AVAILABLE RECORDS:
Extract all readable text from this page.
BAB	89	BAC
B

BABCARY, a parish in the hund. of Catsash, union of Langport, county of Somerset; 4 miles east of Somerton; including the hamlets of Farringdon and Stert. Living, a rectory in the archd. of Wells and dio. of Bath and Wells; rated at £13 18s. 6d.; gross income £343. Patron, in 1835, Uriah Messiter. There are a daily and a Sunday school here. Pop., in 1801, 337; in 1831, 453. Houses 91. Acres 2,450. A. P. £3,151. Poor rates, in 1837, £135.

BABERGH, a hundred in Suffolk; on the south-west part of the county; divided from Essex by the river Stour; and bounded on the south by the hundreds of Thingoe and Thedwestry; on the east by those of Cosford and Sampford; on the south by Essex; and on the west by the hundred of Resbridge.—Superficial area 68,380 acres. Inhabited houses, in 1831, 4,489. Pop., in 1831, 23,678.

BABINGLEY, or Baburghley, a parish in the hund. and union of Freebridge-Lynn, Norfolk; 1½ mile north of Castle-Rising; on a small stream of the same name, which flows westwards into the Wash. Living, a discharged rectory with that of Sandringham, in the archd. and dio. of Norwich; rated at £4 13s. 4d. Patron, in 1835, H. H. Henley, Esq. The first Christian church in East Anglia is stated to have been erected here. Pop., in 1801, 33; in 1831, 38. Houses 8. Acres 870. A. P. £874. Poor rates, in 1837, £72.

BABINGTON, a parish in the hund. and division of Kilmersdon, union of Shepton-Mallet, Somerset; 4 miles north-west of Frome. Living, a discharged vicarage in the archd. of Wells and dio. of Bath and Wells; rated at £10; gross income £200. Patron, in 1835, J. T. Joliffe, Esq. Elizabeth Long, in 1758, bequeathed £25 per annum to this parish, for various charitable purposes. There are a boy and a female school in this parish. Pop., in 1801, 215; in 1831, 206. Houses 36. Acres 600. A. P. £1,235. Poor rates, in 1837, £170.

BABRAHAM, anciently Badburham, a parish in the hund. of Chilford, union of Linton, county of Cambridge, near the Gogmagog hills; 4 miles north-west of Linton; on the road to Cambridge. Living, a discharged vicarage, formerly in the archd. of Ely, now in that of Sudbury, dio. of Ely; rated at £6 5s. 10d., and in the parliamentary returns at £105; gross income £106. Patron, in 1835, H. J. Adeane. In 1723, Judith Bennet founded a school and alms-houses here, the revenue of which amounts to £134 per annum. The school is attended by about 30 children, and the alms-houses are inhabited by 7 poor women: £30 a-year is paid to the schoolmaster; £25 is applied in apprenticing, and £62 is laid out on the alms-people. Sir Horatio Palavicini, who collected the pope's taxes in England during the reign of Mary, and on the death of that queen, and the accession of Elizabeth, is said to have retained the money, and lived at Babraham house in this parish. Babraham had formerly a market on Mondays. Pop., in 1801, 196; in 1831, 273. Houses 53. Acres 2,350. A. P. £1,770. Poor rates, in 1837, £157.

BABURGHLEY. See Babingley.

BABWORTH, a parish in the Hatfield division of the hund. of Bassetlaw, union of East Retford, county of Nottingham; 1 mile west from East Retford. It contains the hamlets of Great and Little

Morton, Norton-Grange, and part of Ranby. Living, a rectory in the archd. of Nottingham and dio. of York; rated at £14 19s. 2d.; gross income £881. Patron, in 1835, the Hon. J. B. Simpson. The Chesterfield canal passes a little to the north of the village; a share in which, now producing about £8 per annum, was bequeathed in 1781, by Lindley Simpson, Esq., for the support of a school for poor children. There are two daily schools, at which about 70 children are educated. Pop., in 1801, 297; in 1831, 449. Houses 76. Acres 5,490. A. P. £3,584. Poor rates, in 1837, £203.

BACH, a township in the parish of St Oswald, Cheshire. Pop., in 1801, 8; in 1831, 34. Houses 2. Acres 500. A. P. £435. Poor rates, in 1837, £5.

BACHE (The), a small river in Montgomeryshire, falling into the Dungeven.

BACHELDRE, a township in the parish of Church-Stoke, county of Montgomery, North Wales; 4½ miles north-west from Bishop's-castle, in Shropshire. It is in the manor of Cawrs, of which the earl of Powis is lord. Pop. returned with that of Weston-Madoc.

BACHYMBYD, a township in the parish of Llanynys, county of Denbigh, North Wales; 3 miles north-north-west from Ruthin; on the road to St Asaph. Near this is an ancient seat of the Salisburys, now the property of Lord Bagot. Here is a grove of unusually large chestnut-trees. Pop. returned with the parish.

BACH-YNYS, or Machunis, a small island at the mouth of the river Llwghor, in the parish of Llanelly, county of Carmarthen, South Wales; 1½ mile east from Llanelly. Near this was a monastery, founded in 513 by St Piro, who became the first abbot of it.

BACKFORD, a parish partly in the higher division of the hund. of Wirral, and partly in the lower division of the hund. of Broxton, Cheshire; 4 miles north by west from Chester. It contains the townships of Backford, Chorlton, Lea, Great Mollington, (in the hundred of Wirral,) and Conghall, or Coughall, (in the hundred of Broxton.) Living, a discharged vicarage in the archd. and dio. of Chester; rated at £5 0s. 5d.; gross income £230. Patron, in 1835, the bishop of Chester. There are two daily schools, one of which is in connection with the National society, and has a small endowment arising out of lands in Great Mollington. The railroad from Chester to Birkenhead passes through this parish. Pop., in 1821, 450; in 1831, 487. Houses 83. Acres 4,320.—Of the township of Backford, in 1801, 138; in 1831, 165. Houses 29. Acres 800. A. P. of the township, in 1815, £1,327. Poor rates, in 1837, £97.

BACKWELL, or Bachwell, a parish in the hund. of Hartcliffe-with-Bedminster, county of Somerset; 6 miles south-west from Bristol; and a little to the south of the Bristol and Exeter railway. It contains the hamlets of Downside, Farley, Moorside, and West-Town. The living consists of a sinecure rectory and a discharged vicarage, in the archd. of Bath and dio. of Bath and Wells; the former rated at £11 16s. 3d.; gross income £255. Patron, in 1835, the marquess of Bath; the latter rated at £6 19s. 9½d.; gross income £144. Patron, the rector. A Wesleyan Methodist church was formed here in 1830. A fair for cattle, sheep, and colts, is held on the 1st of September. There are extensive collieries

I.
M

WHAT THE TASK ASKS:
From the material given, work out how many lines hold the string "children"; state that number and nothing further.

COMPLETED TASK:
2